■ EXTRACTED TEXT
....
Almost 800,000 Americans, and many more worldwide, are afflicted with cerebral palsy, the hallmark of which is nonprogressive motor dysfunction arising early in development.1 Preterm birth greatly increases the risk of cerebral palsy, and anywhere from one-third to one-half of newly diagnosed cerebral palsy is associated with preterm birth.2–6 Individual randomized trials, and meta-analyses thereof, demonstrate that intravenous magnesium sulfate given to mothers before early preterm birth significantly decreases the risk of cerebral palsy in their offspring with no increase in perinatal or infant mortality.7–13 The number needed to treat to prevent one case of disabling cerebral palsy varies from approximately 30–60 depending on the gestational age of treatment.14
Although the available clinical trials support the efficacy and safety of magnesium sulfate for cerebral palsy prevention, and guidelines from several countries endorse such use,15–18 the use of magnesium sulfate for this purpose has undergone very limited evaluation outside of the context of these trials. Thus, we evaluated the implementation and use of magnesium sulfate for cerebral palsy prevention over time in our large tertiary care women's hospital focusing on uptake, indications, and safety.
PATIENTS AND METHODS
In February 2008, Women & Infants Hospital of Rhode Island implemented a departmental guideline for the use of magnesium sulfate for the prevention of cerebral palsy modeled on the National Institutes of Health trial supporting this use.10 This guideline recommends a 6-g intravenous bolus followed by a constant infusion of 2 g per hour until delivery, or, if delivery is no longer deemed imminent, discontinuation until delivery threatens again, at which point the constant infusion is resumed, or, if 6 hours have elapsed, a repeat bolus infusion is administered followed by a constant infusion.
All told, approximately 8,500 women deliver at Women & Infants Hospital of Rhode Island annually—approximately 2,300 on the resident service, 600 on the maternal-fetal medicine service, and the remainder on various private services. Women were eligible for the protocol if they were admitted with a viable fetus at less than 32 weeks of gestation with one of the following diagnoses: 1) preterm labor defined by contractions and cervical change; 2) preterm premature rupture of membranes; or 3) an obstetric or medical indication for delivery before 32 weeks of gestation, eg, severe preeclampsia or fetal growth restriction. Although the National Institutes of Health trial protocol specified retreatment with magnesium up to 34 weeks of gestation (after previous enrollment before 32 weeks), for ease of implementation, our hospital guideline capped enrollment and retreatment at 31 weeks 6 days of gestation.
To assess uptake, indications, and safety, we analyzed data from 4 months before implementation of the guideline (October 2007 through January 2008) to establish a preprotocol baseline, and for the subsequent 3 years, with data collection ending February 2011. Institutional review board approval was obtained from Women & Infants Hospital of Rhode Island. To ascertain women eligible for this study, we queried our comprehensive pharmacy database to identify women who received either betamethasone or dexamethasone for fetal maturation during the study period. At Women & Infants Hospital of Rhode Island and its referring hospitals, only women who deliver precipitously before 34 weeks of gestation (without time for administration of medications) do not receive at least one injection of glucocorticoids for fetal maturation. Records of transfer to the maternal-fetal medicine service from an outside hospital were also queried to include patients who may have received betamethasone or dexamethasone at an outside institution but would otherwise qualify for inclusion.
....
■ WORK INSTRUCTIONS
1) Answer these questions using the text on magnesium sulfate for cerebral palsy prevention, giving each answer on its own line marked (a), (b), or (c).
(a) Almost how many Americans have cerebral palsy?
(b) In what month and year did the hospital implement its departmental guideline?
(c) What constant infusion rate does the guideline recommend after the bolus?
2) Quote the text on magnesium sulfate for cerebral palsy prevention from "PATIENTS AND METHODS" up to and including "a constant infusion.", keeping every word unchanged.

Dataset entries
....
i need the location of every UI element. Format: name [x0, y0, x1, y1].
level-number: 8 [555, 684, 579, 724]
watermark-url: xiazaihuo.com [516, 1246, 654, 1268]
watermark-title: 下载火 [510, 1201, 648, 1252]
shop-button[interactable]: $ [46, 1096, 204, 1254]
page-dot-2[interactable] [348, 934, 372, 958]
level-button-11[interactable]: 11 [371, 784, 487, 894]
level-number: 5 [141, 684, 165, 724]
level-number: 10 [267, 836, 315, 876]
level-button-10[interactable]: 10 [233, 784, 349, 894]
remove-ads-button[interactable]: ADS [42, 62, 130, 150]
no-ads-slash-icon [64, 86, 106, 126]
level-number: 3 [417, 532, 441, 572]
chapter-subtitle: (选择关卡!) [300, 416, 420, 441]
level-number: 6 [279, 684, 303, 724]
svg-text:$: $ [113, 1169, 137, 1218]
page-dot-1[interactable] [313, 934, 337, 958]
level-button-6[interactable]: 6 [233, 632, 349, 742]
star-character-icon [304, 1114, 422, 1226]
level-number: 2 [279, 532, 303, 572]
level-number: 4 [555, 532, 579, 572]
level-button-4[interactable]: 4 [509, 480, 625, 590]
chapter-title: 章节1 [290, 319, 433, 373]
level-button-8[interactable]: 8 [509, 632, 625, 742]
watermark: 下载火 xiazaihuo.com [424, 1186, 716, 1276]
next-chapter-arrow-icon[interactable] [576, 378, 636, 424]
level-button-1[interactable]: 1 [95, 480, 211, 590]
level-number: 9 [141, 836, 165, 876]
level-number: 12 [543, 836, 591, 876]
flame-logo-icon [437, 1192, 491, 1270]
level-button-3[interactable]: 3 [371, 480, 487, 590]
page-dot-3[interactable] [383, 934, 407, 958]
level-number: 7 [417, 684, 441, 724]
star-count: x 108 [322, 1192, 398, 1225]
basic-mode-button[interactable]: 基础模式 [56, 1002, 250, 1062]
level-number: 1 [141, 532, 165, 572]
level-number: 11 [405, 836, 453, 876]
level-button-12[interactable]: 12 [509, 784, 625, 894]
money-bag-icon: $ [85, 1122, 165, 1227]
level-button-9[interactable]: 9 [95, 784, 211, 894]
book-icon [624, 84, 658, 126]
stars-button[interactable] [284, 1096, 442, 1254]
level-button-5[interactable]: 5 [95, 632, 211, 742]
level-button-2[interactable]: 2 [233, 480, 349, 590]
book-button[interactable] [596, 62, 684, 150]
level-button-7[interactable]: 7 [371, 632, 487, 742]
....
■ ANSWERS BY TASK
1)
(a) Almost 800,000
(b) February 2008
(c) 2 g per hour

2)
PATIENTS AND METHODS
In February 2008, Women & Infants Hospital of Rhode Island implemented a departmental guideline for the use of magnesium sulfate for the prevention of cerebral palsy modeled on the National Institutes of Health trial supporting this use.10 This guideline recommends a 6-g intravenous bolus followed by a constant infusion of 2 g per hour until delivery, or, if delivery is no longer deemed imminent, discontinuation until delivery threatens again, at which point the constant infusion is resumed, or, if 6 hours have elapsed, a repeat bolus infusion is administered followed by a constant infusion.